(DATA PROVIDED)
□ □ □ □ □ □ □
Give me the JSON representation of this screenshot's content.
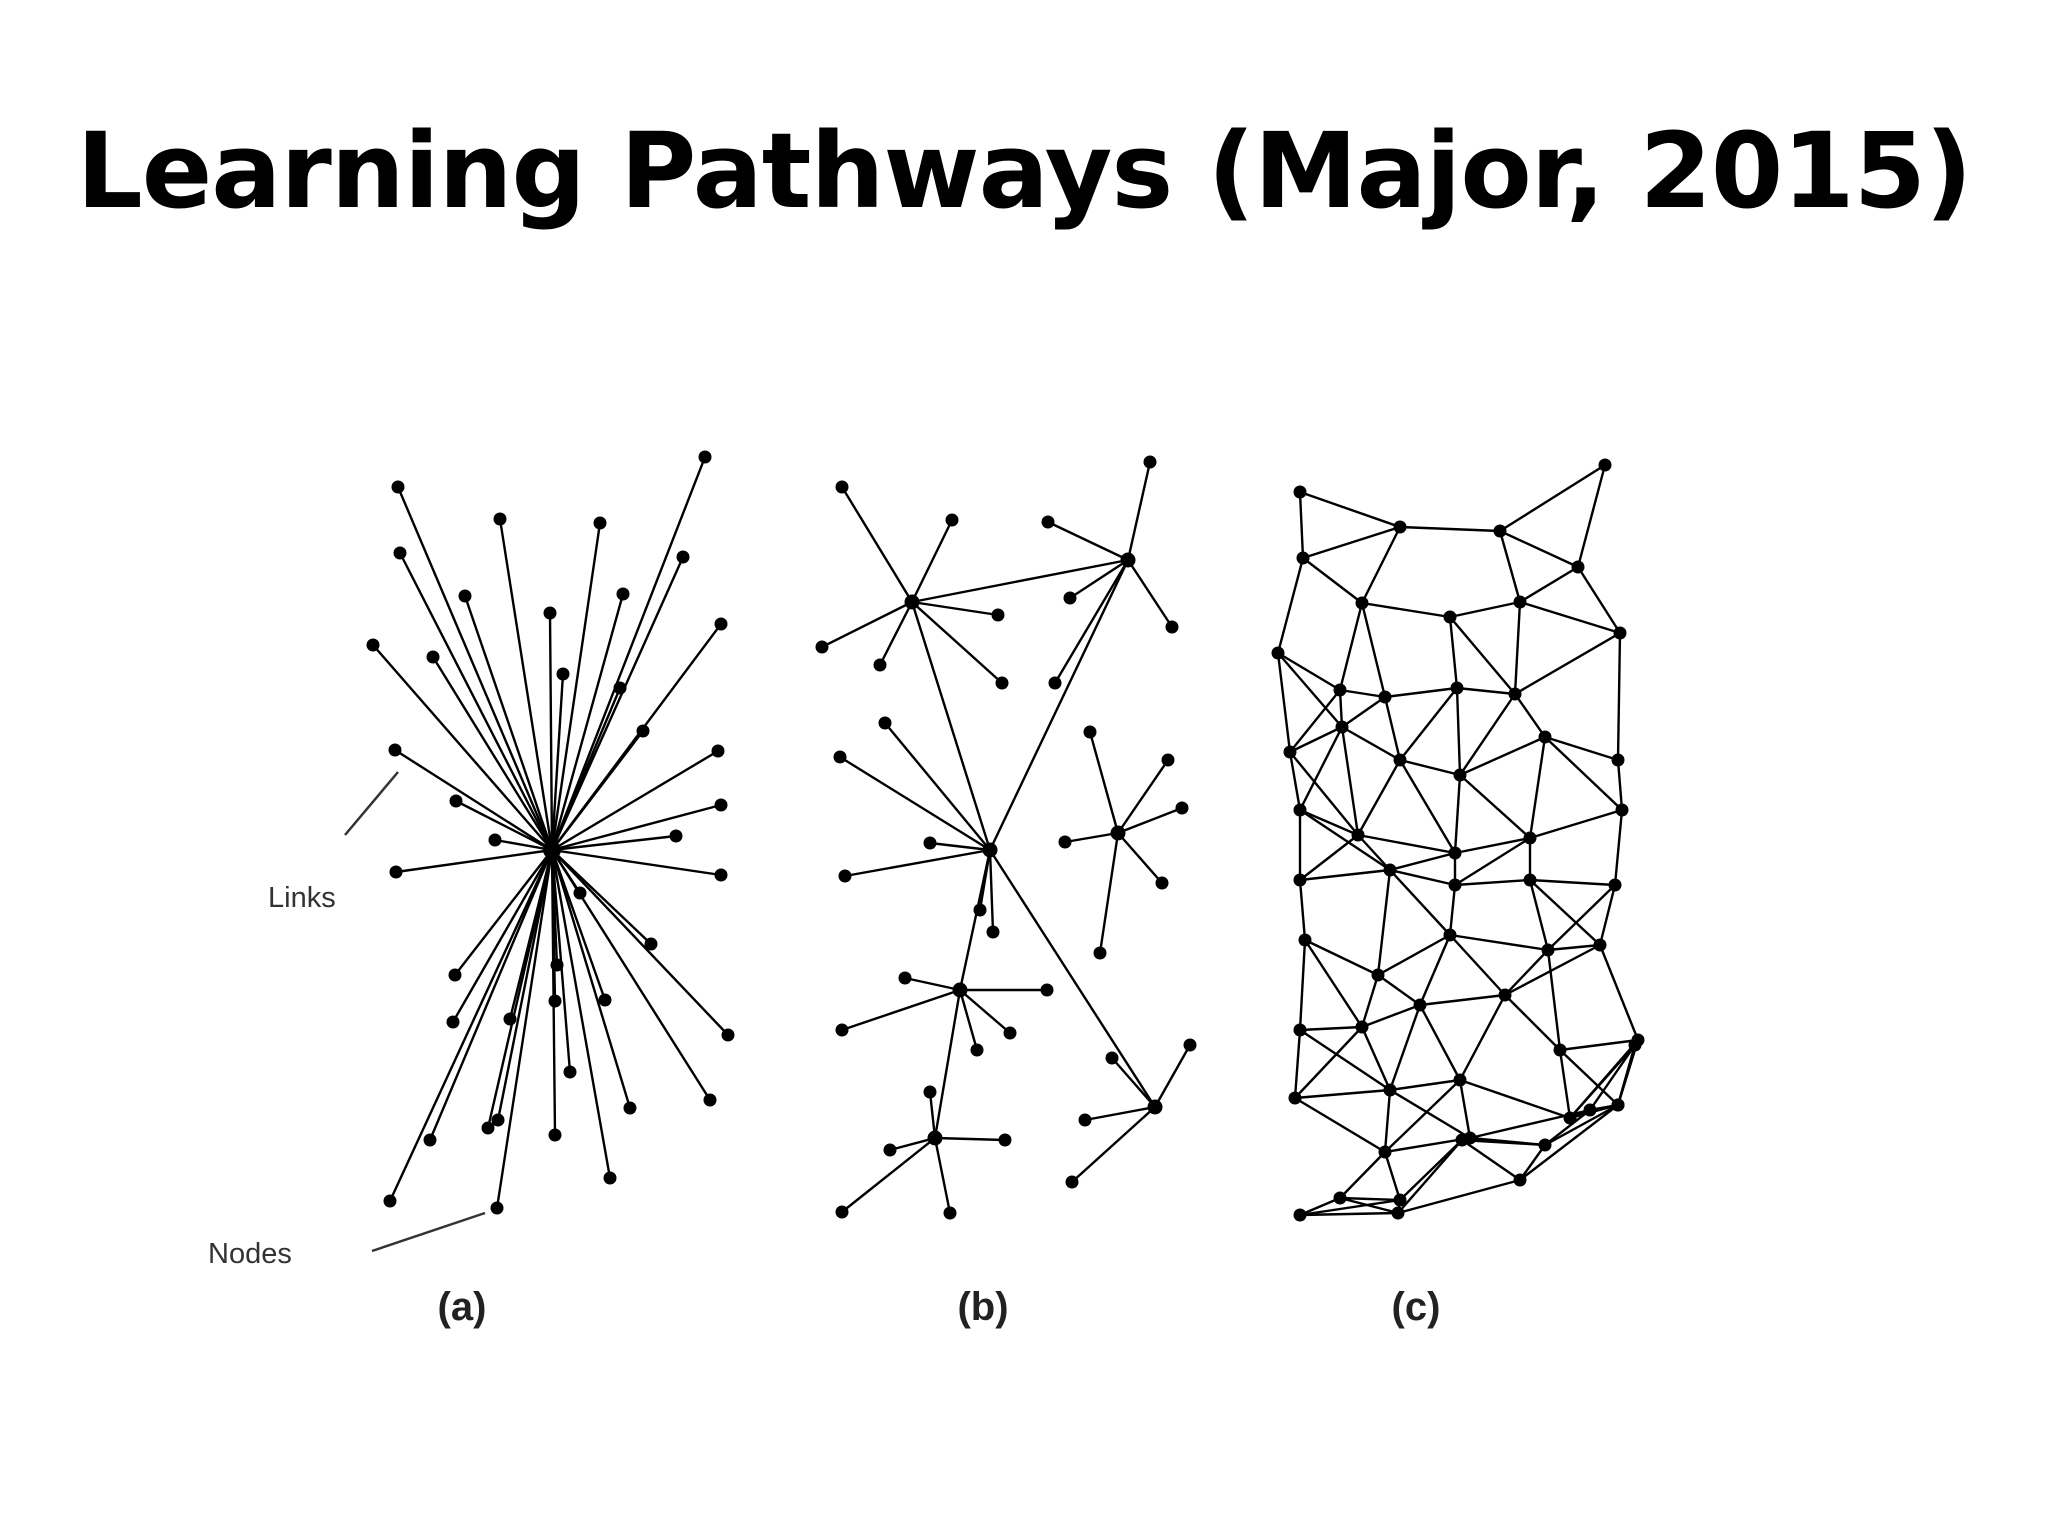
{
  "slide": {
    "title": "Learning Pathways (Major, 2015)"
  },
  "figure": {
    "labels": {
      "links": "Links",
      "nodes": "Nodes"
    },
    "panels": [
      {
        "id": "a",
        "caption": "(a)"
      },
      {
        "id": "b",
        "caption": "(b)"
      },
      {
        "id": "c",
        "caption": "(c)"
      }
    ],
    "colors": {
      "ink": "#000000",
      "text": "#222222"
    }
  }
}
□ □ □ □ □ □ □
(YOUR INSTRUCTIONS)
Copy the listing word for word, excluding its pictures.

(CORRECT ANSWER)
Give me the JSON representation of this screenshot's content.
{
  "slide": {
    "title": "Learning Pathways (Major, 2015)"
  },
  "figure": {
    "labels": {
      "links": "Links",
      "nodes": "Nodes"
    },
    "panels": [
      {
        "id": "a",
        "caption": "(a)"
      },
      {
        "id": "b",
        "caption": "(b)"
      },
      {
        "id": "c",
        "caption": "(c)"
      }
    ],
    "colors": {
      "ink": "#000000",
      "text": "#222222"
    }
  }
}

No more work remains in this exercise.